● **Written exercise**
Starting at the line that holds "Transcribe the text in this document.", quote every line through the end of the records, both boundary lines included. Omit the pictures.

⟨

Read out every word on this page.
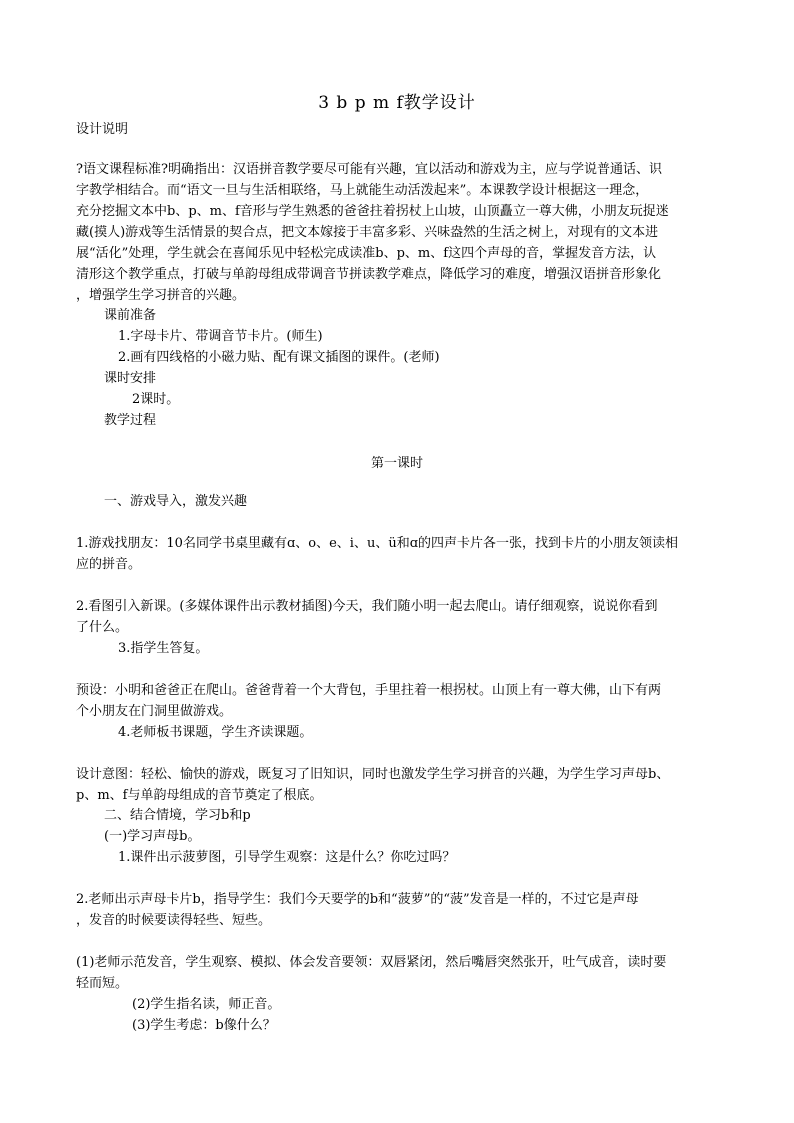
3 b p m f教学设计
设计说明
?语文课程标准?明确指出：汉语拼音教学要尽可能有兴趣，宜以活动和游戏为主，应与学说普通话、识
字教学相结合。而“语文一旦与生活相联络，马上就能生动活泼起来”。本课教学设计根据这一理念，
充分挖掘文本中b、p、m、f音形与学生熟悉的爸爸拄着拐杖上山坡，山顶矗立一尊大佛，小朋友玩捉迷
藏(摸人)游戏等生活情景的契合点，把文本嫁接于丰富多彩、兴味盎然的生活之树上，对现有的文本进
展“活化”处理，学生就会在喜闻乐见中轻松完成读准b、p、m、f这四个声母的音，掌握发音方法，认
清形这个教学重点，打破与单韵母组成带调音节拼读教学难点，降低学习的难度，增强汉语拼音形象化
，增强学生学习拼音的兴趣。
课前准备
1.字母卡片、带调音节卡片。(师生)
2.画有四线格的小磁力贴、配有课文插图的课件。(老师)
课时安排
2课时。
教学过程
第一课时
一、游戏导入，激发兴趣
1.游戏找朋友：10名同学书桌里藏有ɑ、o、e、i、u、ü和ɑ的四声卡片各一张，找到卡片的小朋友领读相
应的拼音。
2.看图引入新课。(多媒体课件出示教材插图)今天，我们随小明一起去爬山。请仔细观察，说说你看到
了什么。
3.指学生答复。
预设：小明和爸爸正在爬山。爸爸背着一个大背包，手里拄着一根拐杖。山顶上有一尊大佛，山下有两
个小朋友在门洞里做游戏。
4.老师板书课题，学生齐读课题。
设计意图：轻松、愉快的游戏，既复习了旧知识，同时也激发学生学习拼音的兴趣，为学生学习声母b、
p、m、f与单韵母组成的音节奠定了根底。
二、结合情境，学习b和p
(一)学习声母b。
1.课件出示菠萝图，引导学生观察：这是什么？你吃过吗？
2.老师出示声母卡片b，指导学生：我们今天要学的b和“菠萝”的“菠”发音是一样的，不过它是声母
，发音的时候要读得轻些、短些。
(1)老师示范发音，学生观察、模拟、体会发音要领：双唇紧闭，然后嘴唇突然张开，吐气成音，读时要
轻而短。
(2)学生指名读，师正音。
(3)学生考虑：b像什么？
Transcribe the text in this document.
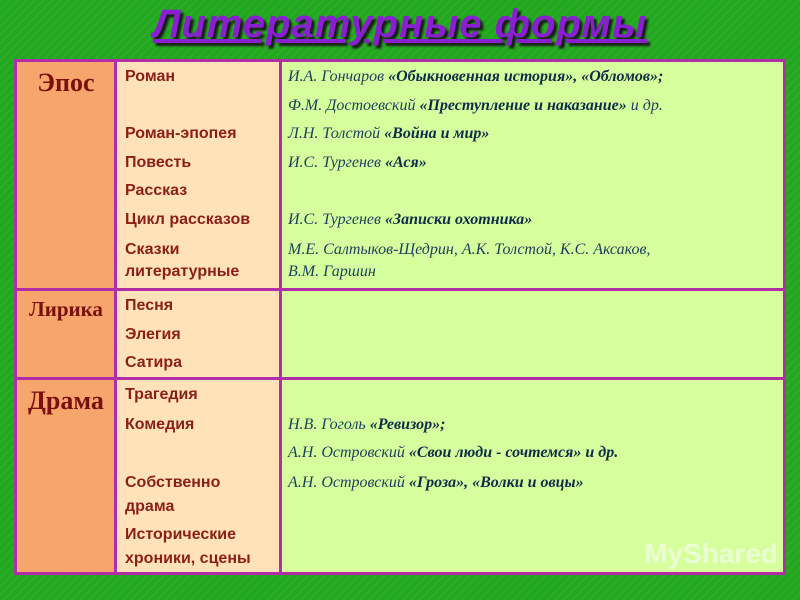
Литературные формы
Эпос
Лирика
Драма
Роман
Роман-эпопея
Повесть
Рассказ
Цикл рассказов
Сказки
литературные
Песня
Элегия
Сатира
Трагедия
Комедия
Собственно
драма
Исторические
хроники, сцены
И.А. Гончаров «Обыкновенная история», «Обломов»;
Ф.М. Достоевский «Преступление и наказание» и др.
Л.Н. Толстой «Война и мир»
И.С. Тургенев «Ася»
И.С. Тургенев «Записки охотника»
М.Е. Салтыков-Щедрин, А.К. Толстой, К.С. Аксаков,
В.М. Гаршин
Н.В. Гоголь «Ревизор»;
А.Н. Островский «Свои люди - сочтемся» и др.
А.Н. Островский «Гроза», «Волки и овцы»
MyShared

⟩

● **Correct response**
Transcribe the text in this document.
Литературные формы
Эпос
Лирика
Драма
Роман
Роман-эпопея
Повесть
Рассказ
Цикл рассказов
Сказки
литературные
Песня
Элегия
Сатира
Трагедия
Комедия
Собственно
драма
Исторические
хроники, сцены
И.А. Гончаров «Обыкновенная история», «Обломов»;
Ф.М. Достоевский «Преступление и наказание» и др.
Л.Н. Толстой «Война и мир»
И.С. Тургенев «Ася»
И.С. Тургенев «Записки охотника»
М.Е. Салтыков-Щедрин, А.К. Толстой, К.С. Аксаков,
В.М. Гаршин
Н.В. Гоголь «Ревизор»;
А.Н. Островский «Свои люди - сочтемся» и др.
А.Н. Островский «Гроза», «Волки и овцы»
MyShared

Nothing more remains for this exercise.